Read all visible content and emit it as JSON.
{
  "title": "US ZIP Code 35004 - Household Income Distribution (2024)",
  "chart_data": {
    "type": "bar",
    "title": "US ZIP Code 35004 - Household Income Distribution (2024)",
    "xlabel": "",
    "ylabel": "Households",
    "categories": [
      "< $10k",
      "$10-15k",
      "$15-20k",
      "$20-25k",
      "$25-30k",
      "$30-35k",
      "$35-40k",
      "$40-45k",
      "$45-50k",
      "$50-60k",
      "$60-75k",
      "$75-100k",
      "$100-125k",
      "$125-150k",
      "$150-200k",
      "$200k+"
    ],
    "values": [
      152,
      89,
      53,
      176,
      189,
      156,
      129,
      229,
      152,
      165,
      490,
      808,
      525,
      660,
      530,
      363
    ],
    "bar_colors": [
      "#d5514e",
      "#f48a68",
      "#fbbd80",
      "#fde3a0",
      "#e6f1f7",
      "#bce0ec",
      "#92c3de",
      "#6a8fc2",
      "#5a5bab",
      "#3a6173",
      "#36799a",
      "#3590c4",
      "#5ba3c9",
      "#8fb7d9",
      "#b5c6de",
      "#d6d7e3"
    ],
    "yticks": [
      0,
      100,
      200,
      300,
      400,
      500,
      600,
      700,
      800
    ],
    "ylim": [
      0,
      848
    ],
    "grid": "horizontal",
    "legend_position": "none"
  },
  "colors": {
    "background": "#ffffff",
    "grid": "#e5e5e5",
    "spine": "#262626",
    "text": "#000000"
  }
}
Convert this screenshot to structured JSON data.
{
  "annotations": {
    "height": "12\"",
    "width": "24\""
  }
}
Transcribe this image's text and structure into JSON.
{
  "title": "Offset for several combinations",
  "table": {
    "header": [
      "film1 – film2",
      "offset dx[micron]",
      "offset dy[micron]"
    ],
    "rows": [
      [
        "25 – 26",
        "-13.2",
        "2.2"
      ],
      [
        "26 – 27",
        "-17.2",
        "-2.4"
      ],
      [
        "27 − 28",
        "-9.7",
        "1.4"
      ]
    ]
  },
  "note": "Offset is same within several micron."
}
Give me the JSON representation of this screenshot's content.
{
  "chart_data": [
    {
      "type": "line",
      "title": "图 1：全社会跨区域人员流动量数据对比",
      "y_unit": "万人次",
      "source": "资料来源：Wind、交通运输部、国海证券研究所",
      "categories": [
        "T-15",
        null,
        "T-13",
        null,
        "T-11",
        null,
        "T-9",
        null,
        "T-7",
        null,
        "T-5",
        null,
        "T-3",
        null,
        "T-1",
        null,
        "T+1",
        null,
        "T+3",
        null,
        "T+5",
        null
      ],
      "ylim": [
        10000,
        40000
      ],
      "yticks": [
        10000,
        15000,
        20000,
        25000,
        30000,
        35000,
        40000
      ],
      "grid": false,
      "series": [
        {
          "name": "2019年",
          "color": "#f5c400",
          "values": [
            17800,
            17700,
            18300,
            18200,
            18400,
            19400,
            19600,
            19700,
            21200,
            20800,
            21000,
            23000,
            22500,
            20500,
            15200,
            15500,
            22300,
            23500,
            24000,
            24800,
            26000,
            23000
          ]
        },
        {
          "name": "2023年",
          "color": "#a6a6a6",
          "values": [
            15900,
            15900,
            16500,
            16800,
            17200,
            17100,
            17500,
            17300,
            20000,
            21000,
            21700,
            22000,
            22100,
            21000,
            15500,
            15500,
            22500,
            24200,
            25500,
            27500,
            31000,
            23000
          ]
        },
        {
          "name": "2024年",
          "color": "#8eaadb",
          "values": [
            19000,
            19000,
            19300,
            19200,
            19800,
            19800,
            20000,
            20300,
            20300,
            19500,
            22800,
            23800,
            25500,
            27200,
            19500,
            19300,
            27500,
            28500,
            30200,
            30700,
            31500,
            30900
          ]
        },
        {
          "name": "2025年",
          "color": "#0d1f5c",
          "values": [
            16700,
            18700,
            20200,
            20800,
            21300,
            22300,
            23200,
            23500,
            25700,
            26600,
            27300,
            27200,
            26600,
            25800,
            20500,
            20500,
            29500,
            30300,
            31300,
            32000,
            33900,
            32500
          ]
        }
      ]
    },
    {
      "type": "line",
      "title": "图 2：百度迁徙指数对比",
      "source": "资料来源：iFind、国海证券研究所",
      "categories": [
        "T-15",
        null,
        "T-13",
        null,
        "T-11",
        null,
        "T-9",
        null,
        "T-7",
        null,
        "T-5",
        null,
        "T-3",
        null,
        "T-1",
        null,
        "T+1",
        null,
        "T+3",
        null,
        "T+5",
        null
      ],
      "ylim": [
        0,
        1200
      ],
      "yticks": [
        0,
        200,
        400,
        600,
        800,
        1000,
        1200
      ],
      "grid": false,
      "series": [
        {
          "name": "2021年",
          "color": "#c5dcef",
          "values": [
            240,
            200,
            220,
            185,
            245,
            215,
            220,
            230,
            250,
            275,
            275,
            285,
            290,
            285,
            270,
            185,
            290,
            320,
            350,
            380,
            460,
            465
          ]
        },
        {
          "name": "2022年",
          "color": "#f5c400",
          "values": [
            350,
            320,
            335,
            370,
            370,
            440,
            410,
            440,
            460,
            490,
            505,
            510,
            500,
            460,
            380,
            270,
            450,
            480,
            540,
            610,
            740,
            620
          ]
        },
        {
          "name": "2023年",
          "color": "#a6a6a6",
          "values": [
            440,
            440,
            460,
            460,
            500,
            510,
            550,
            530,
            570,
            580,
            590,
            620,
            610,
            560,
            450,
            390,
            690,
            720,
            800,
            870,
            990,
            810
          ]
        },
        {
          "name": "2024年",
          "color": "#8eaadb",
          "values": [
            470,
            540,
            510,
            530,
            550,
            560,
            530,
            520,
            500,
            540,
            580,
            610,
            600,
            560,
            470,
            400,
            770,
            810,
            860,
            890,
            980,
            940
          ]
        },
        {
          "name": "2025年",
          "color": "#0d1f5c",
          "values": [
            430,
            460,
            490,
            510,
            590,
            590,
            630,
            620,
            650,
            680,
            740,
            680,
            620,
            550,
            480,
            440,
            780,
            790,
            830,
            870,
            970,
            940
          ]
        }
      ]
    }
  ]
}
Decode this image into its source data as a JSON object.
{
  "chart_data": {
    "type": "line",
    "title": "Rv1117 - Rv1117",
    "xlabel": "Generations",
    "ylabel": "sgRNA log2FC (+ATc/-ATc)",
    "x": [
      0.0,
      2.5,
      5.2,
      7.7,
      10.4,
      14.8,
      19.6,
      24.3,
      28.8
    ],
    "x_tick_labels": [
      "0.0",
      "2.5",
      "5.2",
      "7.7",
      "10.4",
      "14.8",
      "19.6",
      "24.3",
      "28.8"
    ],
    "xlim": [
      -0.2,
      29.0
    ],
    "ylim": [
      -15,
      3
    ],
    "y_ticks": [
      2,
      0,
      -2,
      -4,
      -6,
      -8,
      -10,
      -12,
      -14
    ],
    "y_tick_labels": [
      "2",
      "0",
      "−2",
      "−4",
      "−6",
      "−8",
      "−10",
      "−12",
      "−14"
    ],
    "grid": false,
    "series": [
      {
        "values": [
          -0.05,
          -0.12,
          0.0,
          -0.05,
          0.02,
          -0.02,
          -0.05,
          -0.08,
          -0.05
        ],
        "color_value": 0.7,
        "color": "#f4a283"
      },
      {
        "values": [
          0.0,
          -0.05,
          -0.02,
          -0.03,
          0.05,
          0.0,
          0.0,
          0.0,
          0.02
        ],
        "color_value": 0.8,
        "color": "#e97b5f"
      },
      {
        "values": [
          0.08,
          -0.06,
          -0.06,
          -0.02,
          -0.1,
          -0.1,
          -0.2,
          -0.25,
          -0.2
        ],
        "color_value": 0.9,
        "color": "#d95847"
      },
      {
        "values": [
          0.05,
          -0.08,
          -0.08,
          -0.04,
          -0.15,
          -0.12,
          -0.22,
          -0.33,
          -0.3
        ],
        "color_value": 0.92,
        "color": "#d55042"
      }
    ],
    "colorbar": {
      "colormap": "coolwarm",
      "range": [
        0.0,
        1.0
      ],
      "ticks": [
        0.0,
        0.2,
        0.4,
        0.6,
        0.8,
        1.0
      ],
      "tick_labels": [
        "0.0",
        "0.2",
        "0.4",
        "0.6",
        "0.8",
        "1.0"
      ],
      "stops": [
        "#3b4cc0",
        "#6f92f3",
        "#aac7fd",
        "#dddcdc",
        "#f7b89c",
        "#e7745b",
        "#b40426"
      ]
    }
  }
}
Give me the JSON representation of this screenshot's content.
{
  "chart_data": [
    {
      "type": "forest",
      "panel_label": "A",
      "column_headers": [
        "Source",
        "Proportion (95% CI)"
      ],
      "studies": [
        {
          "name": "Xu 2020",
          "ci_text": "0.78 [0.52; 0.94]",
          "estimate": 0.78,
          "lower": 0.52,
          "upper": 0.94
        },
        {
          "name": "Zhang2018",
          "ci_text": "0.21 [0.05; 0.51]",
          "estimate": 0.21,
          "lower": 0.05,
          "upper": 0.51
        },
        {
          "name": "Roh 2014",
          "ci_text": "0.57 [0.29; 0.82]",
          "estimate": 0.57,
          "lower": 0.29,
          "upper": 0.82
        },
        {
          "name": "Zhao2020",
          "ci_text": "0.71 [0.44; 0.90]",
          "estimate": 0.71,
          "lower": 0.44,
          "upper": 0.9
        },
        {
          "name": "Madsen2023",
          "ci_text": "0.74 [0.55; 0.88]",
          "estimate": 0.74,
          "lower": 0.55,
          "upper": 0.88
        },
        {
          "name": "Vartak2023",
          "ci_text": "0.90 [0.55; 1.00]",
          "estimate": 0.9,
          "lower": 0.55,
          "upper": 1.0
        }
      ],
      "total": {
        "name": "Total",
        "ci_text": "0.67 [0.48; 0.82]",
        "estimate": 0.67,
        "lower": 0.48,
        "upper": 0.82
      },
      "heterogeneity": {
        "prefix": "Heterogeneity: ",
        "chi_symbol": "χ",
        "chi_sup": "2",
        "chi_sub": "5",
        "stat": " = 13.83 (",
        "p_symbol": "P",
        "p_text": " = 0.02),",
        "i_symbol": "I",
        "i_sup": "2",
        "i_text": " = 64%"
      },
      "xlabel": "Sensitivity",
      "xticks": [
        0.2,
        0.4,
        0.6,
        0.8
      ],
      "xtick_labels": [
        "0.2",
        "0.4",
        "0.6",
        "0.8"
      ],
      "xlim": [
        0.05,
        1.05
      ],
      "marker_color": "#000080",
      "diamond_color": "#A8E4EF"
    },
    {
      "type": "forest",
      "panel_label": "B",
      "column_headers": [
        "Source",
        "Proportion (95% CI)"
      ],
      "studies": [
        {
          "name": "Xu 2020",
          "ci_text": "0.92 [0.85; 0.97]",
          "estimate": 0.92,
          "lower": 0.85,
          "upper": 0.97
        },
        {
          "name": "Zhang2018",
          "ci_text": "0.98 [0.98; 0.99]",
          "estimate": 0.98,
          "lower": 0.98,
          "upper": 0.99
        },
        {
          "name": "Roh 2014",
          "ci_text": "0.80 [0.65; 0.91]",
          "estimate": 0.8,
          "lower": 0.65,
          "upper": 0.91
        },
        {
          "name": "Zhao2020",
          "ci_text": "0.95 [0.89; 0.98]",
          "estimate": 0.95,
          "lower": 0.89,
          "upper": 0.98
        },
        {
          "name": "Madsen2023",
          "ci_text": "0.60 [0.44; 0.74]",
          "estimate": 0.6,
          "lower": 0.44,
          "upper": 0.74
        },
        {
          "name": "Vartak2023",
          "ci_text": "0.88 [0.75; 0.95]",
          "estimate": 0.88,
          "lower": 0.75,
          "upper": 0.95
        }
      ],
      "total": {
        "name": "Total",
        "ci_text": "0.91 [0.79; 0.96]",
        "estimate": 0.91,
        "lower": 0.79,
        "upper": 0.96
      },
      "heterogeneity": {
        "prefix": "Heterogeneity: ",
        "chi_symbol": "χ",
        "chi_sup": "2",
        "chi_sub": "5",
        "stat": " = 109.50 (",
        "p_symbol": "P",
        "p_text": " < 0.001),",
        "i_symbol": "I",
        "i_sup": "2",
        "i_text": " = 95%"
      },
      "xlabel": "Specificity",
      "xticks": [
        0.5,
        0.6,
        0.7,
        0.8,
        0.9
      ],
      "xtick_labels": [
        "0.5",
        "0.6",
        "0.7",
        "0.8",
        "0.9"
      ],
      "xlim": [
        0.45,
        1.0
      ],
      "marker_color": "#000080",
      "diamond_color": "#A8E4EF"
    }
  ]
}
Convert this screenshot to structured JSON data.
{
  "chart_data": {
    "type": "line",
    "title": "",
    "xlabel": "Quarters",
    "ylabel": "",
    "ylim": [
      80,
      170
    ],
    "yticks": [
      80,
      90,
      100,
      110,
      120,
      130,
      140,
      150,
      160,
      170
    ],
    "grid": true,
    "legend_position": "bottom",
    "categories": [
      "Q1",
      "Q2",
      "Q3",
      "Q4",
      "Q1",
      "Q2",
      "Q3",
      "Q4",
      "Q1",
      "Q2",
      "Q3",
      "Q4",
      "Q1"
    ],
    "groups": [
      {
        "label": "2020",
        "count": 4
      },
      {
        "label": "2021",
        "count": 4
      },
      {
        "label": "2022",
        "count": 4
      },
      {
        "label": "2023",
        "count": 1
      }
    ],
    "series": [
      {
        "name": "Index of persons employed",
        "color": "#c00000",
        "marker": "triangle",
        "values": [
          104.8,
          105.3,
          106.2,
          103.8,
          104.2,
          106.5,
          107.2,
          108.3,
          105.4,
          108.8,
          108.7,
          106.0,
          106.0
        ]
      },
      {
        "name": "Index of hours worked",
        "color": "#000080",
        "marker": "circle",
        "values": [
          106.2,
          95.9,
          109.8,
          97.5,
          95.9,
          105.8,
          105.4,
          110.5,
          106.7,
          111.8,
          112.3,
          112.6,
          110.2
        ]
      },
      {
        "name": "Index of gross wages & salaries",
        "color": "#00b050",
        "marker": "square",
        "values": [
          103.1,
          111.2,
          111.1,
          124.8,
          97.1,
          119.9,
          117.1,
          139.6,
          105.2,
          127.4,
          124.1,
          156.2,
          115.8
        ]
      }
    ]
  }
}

_TASK PROMPT:_
Copy out every line from the data above that has "micron" in it.

_FINISHED TASK:_
      "offset dx[micron]",
      "offset dy[micron]"
  "note": "Offset is same within several micron."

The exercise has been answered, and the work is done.